What needs to be done » Transcribe every entry below word for word, but skip the pictures.

===== Supplied material

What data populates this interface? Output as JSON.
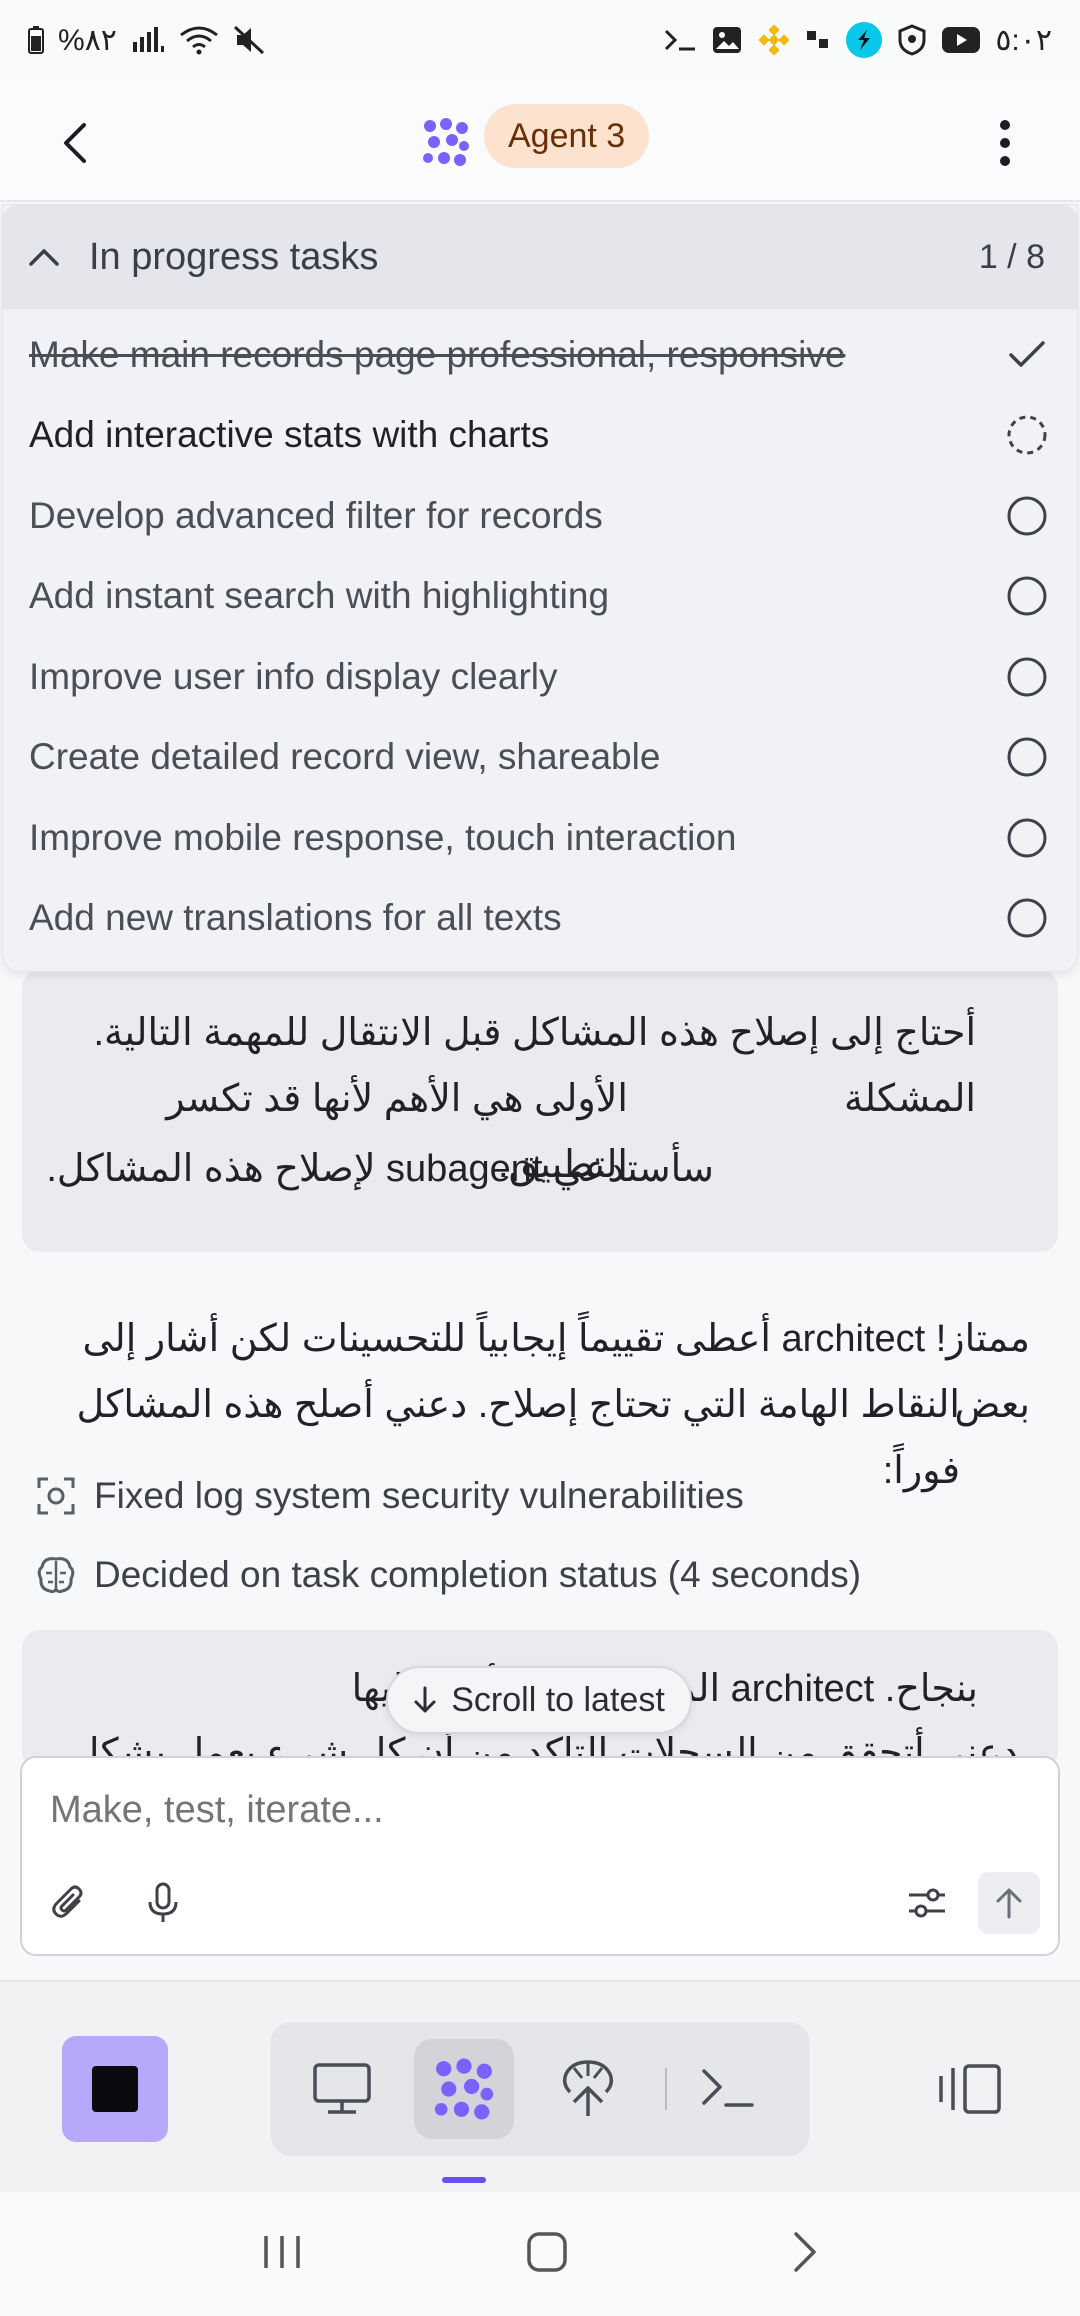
{
  "status_bar": {
    "battery": "%٨٢",
    "time": "٥:٠٢"
  },
  "header": {
    "agent_label": "Agent 3"
  },
  "tasks_panel": {
    "title": "In progress tasks",
    "count": "1 / 8",
    "items": [
      {
        "label": "Make main records page professional, responsive",
        "state": "done"
      },
      {
        "label": "Add interactive stats with charts",
        "state": "in-progress"
      },
      {
        "label": "Develop advanced filter for records",
        "state": "pending"
      },
      {
        "label": "Add instant search with highlighting",
        "state": "pending"
      },
      {
        "label": "Improve user info display clearly",
        "state": "pending"
      },
      {
        "label": "Create detailed record view, shareable",
        "state": "pending"
      },
      {
        "label": "Improve mobile response, touch interaction",
        "state": "pending"
      },
      {
        "label": "Add new translations for all texts",
        "state": "pending"
      }
    ]
  },
  "chat": {
    "bubble1": {
      "line1": "أحتاج إلى إصلاح هذه المشاكل قبل الانتقال للمهمة التالية. المشكلة",
      "line2": "الأولى هي الأهم لأنها قد تكسر التطبيق.",
      "line3": "سأستدعي subagent لإصلاح هذه المشاكل."
    },
    "message": {
      "line1": "ممتاز! architect أعطى تقييماً إيجابياً للتحسينات لكن أشار إلى بعض",
      "line2": "النقاط الهامة التي تحتاج إصلاح. دعني أصلح هذه المشاكل فوراً:"
    },
    "log_items": [
      {
        "icon": "scan-icon",
        "text": "Fixed log system security vulnerabilities"
      },
      {
        "icon": "brain-icon",
        "text": "Decided on task completion status (4 seconds)"
      }
    ],
    "bubble2": {
      "line1": "بنجاح. architect المشاكل التي أشار إليها",
      "line2": "دعني أتحقق من السجلات التأكد من أن كل شيء يعمل بشكل صحيح"
    }
  },
  "scroll_button": {
    "label": "Scroll to latest"
  },
  "composer": {
    "placeholder": "Make, test, iterate..."
  },
  "colors": {
    "accent": "#7b61ff",
    "agent_pill_bg": "#fde3cf",
    "stop_button_bg": "#b7a8fb"
  }
}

==========

Solution »
What data populates this interface? Output as JSON.
{
  "status_bar": {
    "battery": "%٨٢",
    "time": "٥:٠٢"
  },
  "header": {
    "agent_label": "Agent 3"
  },
  "tasks_panel": {
    "title": "In progress tasks",
    "count": "1 / 8",
    "items": [
      {
        "label": "Make main records page professional, responsive",
        "state": "done"
      },
      {
        "label": "Add interactive stats with charts",
        "state": "in-progress"
      },
      {
        "label": "Develop advanced filter for records",
        "state": "pending"
      },
      {
        "label": "Add instant search with highlighting",
        "state": "pending"
      },
      {
        "label": "Improve user info display clearly",
        "state": "pending"
      },
      {
        "label": "Create detailed record view, shareable",
        "state": "pending"
      },
      {
        "label": "Improve mobile response, touch interaction",
        "state": "pending"
      },
      {
        "label": "Add new translations for all texts",
        "state": "pending"
      }
    ]
  },
  "chat": {
    "bubble1": {
      "line1": "أحتاج إلى إصلاح هذه المشاكل قبل الانتقال للمهمة التالية. المشكلة",
      "line2": "الأولى هي الأهم لأنها قد تكسر التطبيق.",
      "line3": "سأستدعي subagent لإصلاح هذه المشاكل."
    },
    "message": {
      "line1": "ممتاز! architect أعطى تقييماً إيجابياً للتحسينات لكن أشار إلى بعض",
      "line2": "النقاط الهامة التي تحتاج إصلاح. دعني أصلح هذه المشاكل فوراً:"
    },
    "log_items": [
      {
        "icon": "scan-icon",
        "text": "Fixed log system security vulnerabilities"
      },
      {
        "icon": "brain-icon",
        "text": "Decided on task completion status (4 seconds)"
      }
    ],
    "bubble2": {
      "line1": "بنجاح. architect المشاكل التي أشار إليها",
      "line2": "دعني أتحقق من السجلات التأكد من أن كل شيء يعمل بشكل صحيح"
    }
  },
  "scroll_button": {
    "label": "Scroll to latest"
  },
  "composer": {
    "placeholder": "Make, test, iterate..."
  },
  "colors": {
    "accent": "#7b61ff",
    "agent_pill_bg": "#fde3cf",
    "stop_button_bg": "#b7a8fb"
  }
}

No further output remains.